_DATA_.
◇ ◇ ◇ ◇ ◇ ◇ ◇

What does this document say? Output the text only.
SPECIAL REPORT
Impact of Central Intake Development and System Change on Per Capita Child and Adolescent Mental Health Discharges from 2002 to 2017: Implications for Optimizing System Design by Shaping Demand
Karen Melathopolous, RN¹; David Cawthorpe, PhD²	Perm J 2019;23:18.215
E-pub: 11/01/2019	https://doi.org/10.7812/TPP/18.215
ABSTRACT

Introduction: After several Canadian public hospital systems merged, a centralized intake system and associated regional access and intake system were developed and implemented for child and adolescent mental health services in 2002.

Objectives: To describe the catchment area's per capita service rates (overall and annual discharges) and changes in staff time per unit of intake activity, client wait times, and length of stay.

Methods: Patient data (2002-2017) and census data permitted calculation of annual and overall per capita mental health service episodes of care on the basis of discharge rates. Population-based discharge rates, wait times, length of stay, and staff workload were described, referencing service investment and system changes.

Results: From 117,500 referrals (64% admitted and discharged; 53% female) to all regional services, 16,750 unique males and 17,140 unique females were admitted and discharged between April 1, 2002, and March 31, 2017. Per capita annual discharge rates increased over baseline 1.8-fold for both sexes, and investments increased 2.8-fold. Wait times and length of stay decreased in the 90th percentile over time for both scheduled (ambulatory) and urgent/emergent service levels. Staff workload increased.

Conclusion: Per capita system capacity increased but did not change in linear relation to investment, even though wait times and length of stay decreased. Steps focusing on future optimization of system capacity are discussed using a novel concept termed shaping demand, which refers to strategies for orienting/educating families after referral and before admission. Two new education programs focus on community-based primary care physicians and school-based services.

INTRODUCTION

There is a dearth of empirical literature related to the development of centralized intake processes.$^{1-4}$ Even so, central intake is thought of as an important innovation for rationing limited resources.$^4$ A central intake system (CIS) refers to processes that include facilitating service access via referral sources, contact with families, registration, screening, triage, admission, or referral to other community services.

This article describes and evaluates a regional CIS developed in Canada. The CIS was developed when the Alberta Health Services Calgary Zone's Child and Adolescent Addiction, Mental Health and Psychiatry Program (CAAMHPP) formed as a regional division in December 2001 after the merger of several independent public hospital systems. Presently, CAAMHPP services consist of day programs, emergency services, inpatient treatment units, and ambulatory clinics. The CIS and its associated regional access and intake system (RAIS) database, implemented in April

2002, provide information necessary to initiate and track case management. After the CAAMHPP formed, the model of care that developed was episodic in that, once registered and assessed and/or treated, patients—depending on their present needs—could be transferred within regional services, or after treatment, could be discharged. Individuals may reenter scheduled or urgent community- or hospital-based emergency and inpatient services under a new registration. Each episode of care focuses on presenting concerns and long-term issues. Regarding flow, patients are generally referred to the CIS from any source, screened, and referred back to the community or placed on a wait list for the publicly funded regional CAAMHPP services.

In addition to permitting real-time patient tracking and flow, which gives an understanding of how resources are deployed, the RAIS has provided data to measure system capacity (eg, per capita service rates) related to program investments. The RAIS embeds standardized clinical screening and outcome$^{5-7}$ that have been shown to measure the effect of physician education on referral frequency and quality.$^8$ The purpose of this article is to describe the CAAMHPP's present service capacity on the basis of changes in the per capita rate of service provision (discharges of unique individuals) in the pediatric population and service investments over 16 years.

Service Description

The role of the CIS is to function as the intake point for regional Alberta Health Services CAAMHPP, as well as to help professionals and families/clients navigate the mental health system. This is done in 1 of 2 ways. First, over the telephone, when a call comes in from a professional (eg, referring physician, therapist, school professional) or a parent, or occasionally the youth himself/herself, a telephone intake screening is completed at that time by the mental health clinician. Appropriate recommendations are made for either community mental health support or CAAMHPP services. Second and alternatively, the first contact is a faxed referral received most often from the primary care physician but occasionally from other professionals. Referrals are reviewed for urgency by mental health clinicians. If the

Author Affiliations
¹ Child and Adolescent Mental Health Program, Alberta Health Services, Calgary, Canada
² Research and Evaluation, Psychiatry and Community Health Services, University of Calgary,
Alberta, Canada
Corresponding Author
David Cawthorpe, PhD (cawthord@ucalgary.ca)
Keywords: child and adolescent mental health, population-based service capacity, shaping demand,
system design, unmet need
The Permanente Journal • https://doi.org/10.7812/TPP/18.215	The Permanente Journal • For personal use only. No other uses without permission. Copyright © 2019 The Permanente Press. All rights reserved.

◇ ◇ ◇ ◇ ◇ ◇ ◇

_EXERCISE DIRECTIONS_.
Search the entries for the word "Author" and gather every line where it appears.

_SOLUTION FOR THIS EXERCISE_.
Author Affiliations
Corresponding Author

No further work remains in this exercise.